▶ [Records for the task]:
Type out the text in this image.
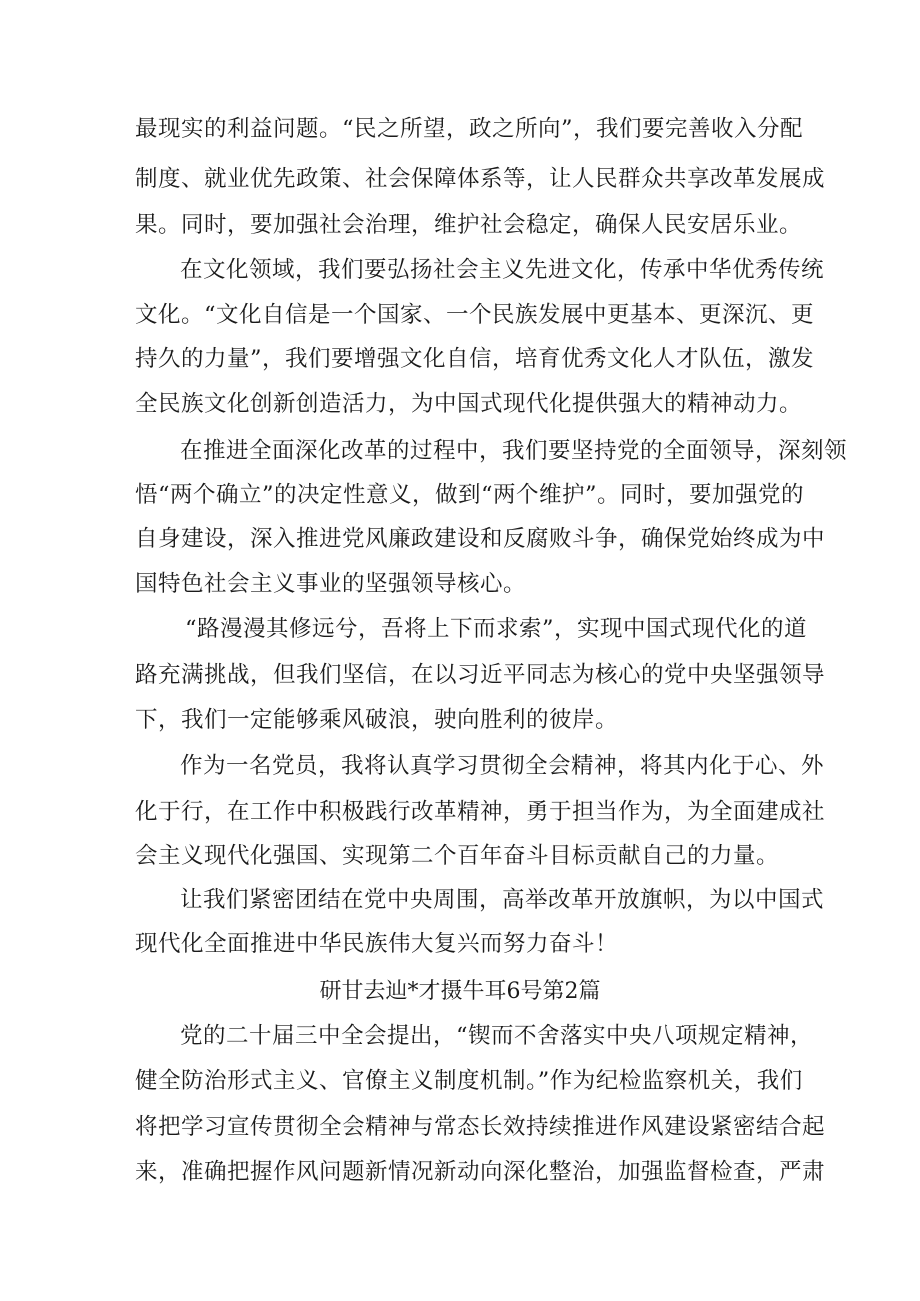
最现实的利益问题。“民之所望，政之所向”，我们要完善收入分配
制度、就业优先政策、社会保障体系等，让人民群众共享改革发展成
果。同时，要加强社会治理，维护社会稳定，确保人民安居乐业。
在文化领域，我们要弘扬社会主义先进文化，传承中华优秀传统
文化。“文化自信是一个国家、一个民族发展中更基本、更深沉、更
持久的力量”，我们要增强文化自信，培育优秀文化人才队伍，激发
全民族文化创新创造活力，为中国式现代化提供强大的精神动力。
在推进全面深化改革的过程中，我们要坚持党的全面领导，深刻领
悟“两个确立”的决定性意义，做到“两个维护”。同时，要加强党的
自身建设，深入推进党风廉政建设和反腐败斗争，确保党始终成为中
国特色社会主义事业的坚强领导核心。
“路漫漫其修远兮，吾将上下而求索”，实现中国式现代化的道
路充满挑战，但我们坚信，在以习近平同志为核心的党中央坚强领导
下，我们一定能够乘风破浪，驶向胜利的彼岸。
作为一名党员，我将认真学习贯彻全会精神，将其内化于心、外
化于行，在工作中积极践行改革精神，勇于担当作为，为全面建成社
会主义现代化强国、实现第二个百年奋斗目标贡献自己的力量。
让我们紧密团结在党中央周围，高举改革开放旗帜，为以中国式
现代化全面推进中华民族伟大复兴而努力奋斗！
研甘去辿*才摄牛耳6号第2篇
党的二十届三中全会提出，“锲而不舍落实中央八项规定精神，
健全防治形式主义、官僚主义制度机制。”作为纪检监察机关，我们
将把学习宣传贯彻全会精神与常态长效持续推进作风建设紧密结合起
来，准确把握作风问题新情况新动向深化整治，加强监督检查，严肃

▶ [Set exercise]: Please set down each line of the data above exactly as written, without the pictures.

▶ [Written answer]:
Type out the text in this image.
最现实的利益问题。“民之所望，政之所向”，我们要完善收入分配
制度、就业优先政策、社会保障体系等，让人民群众共享改革发展成
果。同时，要加强社会治理，维护社会稳定，确保人民安居乐业。
在文化领域，我们要弘扬社会主义先进文化，传承中华优秀传统
文化。“文化自信是一个国家、一个民族发展中更基本、更深沉、更
持久的力量”，我们要增强文化自信，培育优秀文化人才队伍，激发
全民族文化创新创造活力，为中国式现代化提供强大的精神动力。
在推进全面深化改革的过程中，我们要坚持党的全面领导，深刻领
悟“两个确立”的决定性意义，做到“两个维护”。同时，要加强党的
自身建设，深入推进党风廉政建设和反腐败斗争，确保党始终成为中
国特色社会主义事业的坚强领导核心。
“路漫漫其修远兮，吾将上下而求索”，实现中国式现代化的道
路充满挑战，但我们坚信，在以习近平同志为核心的党中央坚强领导
下，我们一定能够乘风破浪，驶向胜利的彼岸。
作为一名党员，我将认真学习贯彻全会精神，将其内化于心、外
化于行，在工作中积极践行改革精神，勇于担当作为，为全面建成社
会主义现代化强国、实现第二个百年奋斗目标贡献自己的力量。
让我们紧密团结在党中央周围，高举改革开放旗帜，为以中国式
现代化全面推进中华民族伟大复兴而努力奋斗！
研甘去辿*才摄牛耳6号第2篇
党的二十届三中全会提出，“锲而不舍落实中央八项规定精神，
健全防治形式主义、官僚主义制度机制。”作为纪检监察机关，我们
将把学习宣传贯彻全会精神与常态长效持续推进作风建设紧密结合起
来，准确把握作风问题新情况新动向深化整治，加强监督检查，严肃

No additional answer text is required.